TASK PROMPT: Omit any picture, and return the remaining data exactly as written.

Dataset entries
---
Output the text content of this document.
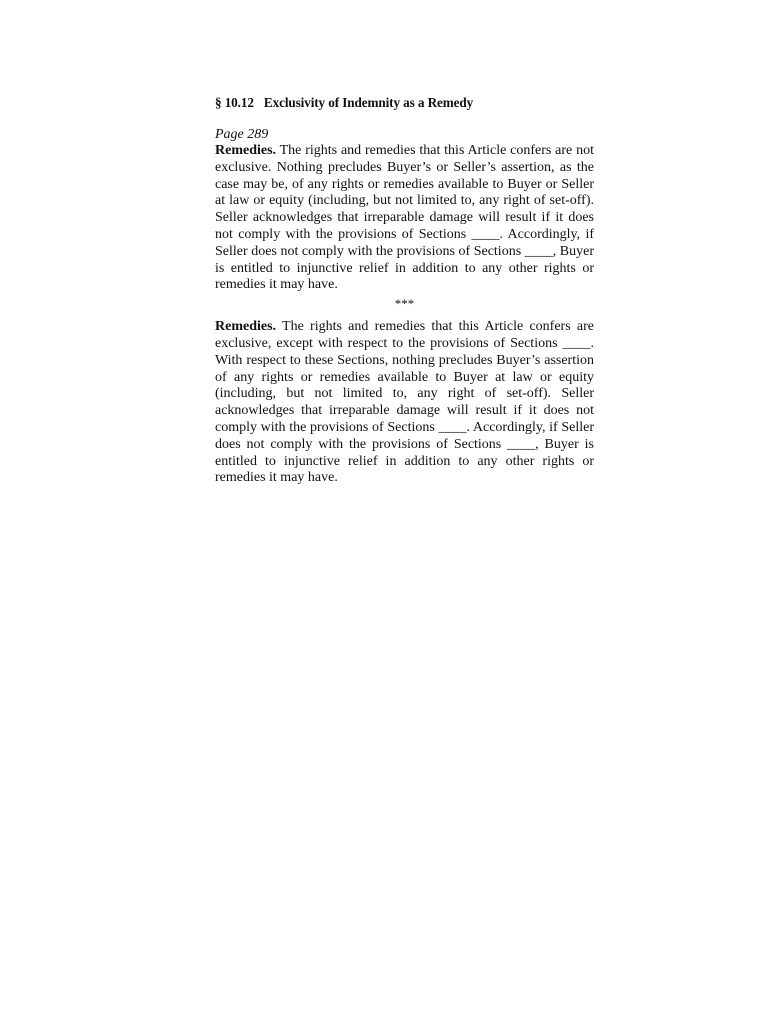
§ 10.12 Exclusivity of Indemnity as a Remedy
Page 289

Remedies. The rights and remedies that this Article confers are not exclusive. Nothing precludes Buyer’s or Seller’s assertion, as the case may be, of any rights or remedies available to Buyer or Seller at law or equity (including, but not limited to, any right of set-off). Seller acknowledges that irreparable damage will result if it does not comply with the provisions of Sections ____. Accordingly, if Seller does not comply with the provisions of Sections ____, Buyer is entitled to injunctive relief in addition to any other rights or remedies it may have.

***

Remedies. The rights and remedies that this Article confers are exclusive, except with respect to the provisions of Sections ____. With respect to these Sections, nothing precludes Buyer’s assertion of any rights or remedies available to Buyer at law or equity (including, but not limited to, any right of set-off). Seller acknowledges that irreparable damage will result if it does not comply with the provisions of Sections ____. Accordingly, if Seller does not comply with the provisions of Sections ____, Buyer is entitled to injunctive relief in addition to any other rights or remedies it may have.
---
COMPLETED EXERCISE:
Output the text content of this document.
§ 10.12 Exclusivity of Indemnity as a Remedy
Page 289

Remedies. The rights and remedies that this Article confers are not exclusive. Nothing precludes Buyer’s or Seller’s assertion, as the case may be, of any rights or remedies available to Buyer or Seller at law or equity (including, but not limited to, any right of set-off). Seller acknowledges that irreparable damage will result if it does not comply with the provisions of Sections ____. Accordingly, if Seller does not comply with the provisions of Sections ____, Buyer is entitled to injunctive relief in addition to any other rights or remedies it may have.

***

Remedies. The rights and remedies that this Article confers are exclusive, except with respect to the provisions of Sections ____. With respect to these Sections, nothing precludes Buyer’s assertion of any rights or remedies available to Buyer at law or equity (including, but not limited to, any right of set-off). Seller acknowledges that irreparable damage will result if it does not comply with the provisions of Sections ____. Accordingly, if Seller does not comply with the provisions of Sections ____, Buyer is entitled to injunctive relief in addition to any other rights or remedies it may have.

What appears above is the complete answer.